:: The input ::
━━━━━━

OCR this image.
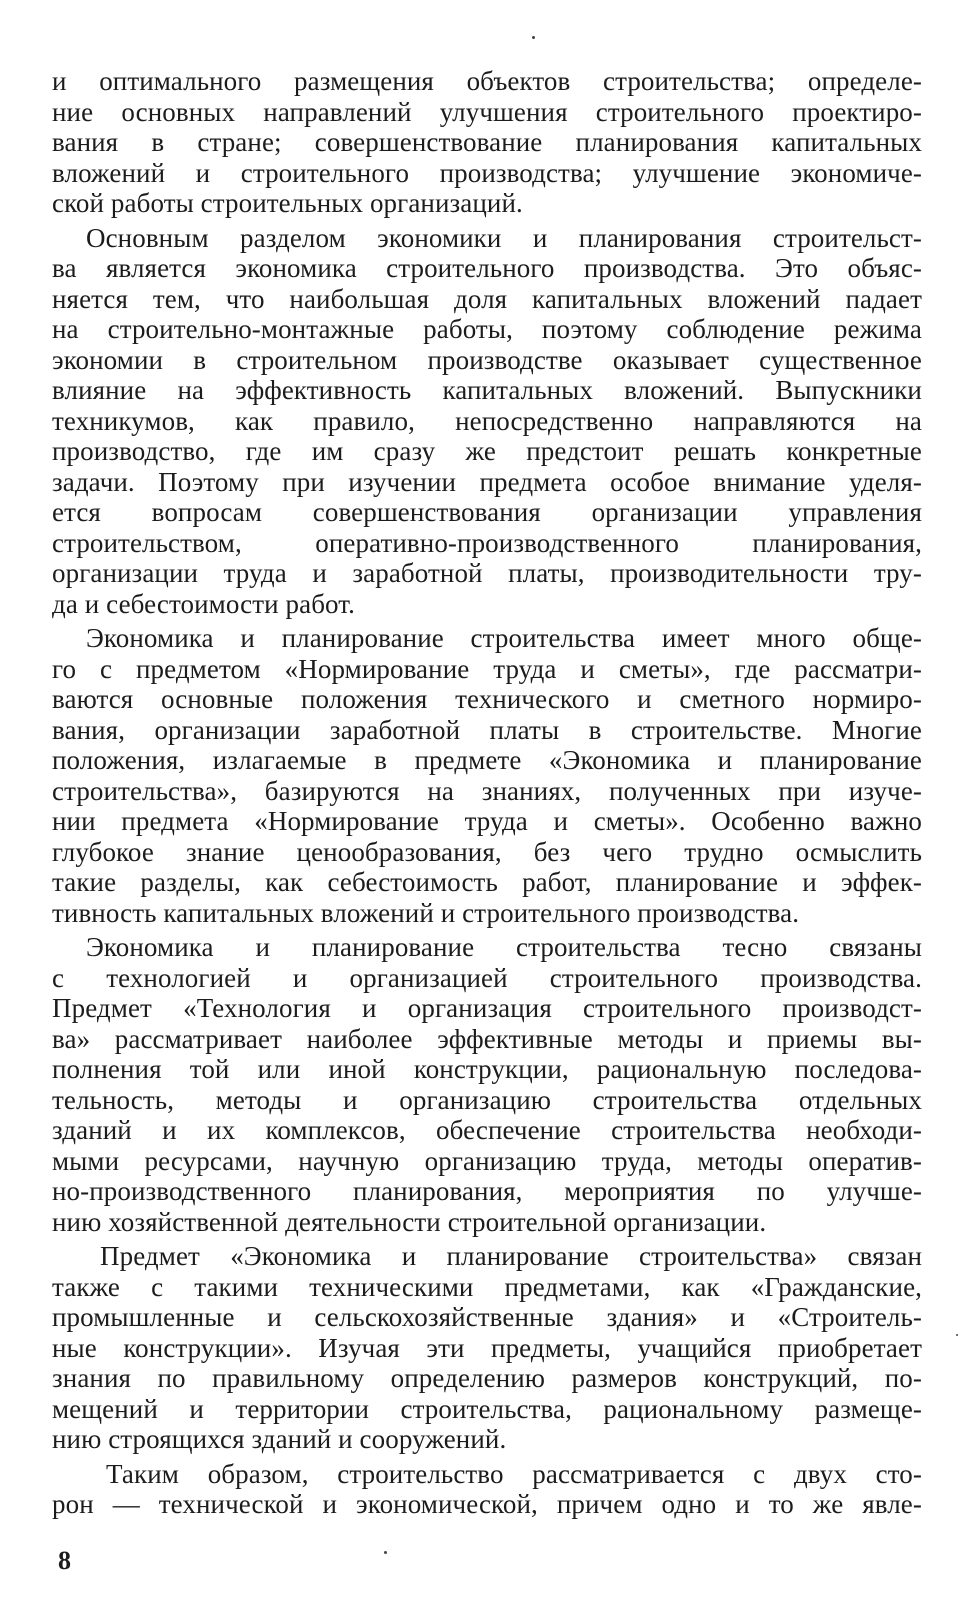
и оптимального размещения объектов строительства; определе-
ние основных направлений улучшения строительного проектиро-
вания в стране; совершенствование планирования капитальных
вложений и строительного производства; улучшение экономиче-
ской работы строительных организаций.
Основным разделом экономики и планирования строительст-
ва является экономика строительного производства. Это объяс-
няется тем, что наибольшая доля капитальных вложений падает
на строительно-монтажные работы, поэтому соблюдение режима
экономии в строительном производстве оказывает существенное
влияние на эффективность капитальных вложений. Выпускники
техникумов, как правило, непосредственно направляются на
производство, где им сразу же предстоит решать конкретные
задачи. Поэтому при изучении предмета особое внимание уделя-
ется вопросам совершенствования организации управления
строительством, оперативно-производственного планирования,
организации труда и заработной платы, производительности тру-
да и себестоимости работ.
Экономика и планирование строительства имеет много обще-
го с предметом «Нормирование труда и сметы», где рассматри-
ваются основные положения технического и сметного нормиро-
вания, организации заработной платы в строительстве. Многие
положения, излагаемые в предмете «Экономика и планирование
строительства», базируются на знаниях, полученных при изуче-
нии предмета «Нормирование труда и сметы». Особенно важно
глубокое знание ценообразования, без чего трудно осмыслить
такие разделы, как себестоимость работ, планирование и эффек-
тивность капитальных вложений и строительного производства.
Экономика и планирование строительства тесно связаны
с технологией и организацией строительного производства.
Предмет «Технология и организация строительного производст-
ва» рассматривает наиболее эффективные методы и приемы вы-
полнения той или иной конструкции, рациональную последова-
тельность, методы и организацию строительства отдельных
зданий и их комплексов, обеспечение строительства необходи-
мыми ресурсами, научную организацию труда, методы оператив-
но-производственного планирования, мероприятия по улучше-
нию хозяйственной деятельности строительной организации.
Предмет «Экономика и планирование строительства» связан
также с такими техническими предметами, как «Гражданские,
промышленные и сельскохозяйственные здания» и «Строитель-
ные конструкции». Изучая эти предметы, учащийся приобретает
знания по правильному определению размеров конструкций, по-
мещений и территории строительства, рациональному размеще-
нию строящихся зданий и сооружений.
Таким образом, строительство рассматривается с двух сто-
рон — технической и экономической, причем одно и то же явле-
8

━━━━━━

Every line in the data above that contains "заработной" needs to be copied.

организации труда и заработной платы, производительности тру-
вания, организации заработной платы в строительстве. Многие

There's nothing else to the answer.